[Collected data entries]

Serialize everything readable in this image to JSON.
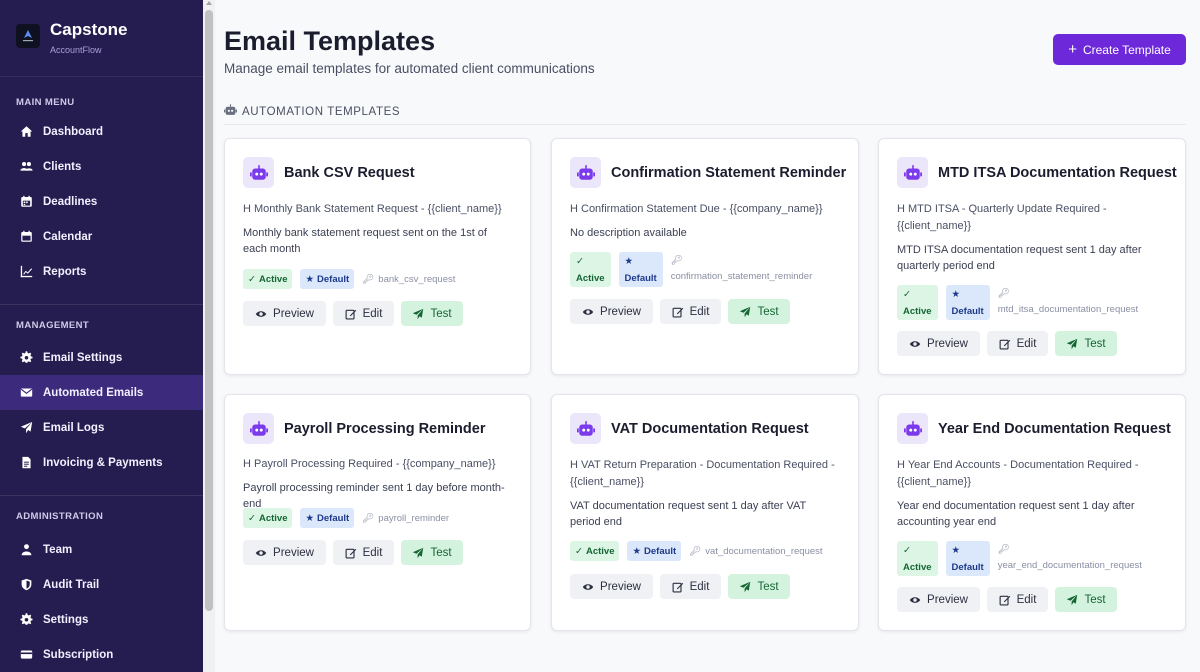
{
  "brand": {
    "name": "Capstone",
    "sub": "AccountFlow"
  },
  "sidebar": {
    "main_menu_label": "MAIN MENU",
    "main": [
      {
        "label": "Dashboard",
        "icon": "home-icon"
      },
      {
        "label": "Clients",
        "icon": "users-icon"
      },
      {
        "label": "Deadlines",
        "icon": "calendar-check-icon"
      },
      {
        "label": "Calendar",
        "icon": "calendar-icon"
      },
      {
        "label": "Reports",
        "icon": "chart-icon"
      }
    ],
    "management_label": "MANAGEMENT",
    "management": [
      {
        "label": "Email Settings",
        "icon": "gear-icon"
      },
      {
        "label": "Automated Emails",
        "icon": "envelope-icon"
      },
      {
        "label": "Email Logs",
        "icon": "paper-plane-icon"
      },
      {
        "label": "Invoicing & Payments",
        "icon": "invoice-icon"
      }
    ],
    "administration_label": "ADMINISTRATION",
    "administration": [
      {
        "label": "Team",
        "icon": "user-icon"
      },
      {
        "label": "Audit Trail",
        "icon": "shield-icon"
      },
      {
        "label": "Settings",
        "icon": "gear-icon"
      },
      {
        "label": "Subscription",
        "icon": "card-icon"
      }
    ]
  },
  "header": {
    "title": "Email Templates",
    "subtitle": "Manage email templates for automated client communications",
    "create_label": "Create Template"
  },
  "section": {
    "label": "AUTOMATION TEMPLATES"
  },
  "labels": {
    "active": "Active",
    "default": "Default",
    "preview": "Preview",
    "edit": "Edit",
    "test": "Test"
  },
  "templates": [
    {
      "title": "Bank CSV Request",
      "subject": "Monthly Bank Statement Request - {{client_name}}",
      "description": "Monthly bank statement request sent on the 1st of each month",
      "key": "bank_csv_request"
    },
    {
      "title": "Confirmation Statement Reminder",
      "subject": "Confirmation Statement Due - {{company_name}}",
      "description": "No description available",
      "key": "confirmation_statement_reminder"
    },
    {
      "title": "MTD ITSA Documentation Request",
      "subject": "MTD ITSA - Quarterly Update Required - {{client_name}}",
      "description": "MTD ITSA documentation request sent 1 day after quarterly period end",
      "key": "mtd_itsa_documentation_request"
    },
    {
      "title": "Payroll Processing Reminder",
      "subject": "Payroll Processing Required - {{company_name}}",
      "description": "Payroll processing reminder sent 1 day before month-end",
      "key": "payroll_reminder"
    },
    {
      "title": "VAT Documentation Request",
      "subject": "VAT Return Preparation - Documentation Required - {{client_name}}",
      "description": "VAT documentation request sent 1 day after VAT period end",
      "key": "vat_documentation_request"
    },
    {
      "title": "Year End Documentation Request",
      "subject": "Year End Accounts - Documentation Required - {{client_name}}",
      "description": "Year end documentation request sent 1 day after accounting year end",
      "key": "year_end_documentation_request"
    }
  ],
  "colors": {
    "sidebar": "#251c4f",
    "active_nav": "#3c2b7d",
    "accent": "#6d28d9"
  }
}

---

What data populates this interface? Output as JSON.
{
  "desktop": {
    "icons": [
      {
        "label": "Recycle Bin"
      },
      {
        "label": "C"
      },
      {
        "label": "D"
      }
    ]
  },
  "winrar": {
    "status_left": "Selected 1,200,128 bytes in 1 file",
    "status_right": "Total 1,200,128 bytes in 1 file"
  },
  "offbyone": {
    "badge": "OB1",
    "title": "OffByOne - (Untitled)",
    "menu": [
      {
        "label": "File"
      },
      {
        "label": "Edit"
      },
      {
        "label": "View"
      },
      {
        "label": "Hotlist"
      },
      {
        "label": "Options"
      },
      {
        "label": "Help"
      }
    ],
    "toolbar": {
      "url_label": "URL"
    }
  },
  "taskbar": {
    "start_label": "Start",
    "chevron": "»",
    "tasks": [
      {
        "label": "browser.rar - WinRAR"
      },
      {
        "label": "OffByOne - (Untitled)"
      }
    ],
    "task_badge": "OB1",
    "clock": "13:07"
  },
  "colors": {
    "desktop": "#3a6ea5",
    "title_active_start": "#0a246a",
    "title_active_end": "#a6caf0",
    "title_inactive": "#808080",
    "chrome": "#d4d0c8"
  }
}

:: What is required ::
Which lines contain "after"? Show each of them.

:: Expected answer ::
      "description": "MTD ITSA documentation request sent 1 day after quarterly period end",
      "description": "VAT documentation request sent 1 day after VAT period end",
      "description": "Year end documentation request sent 1 day after accounting year end",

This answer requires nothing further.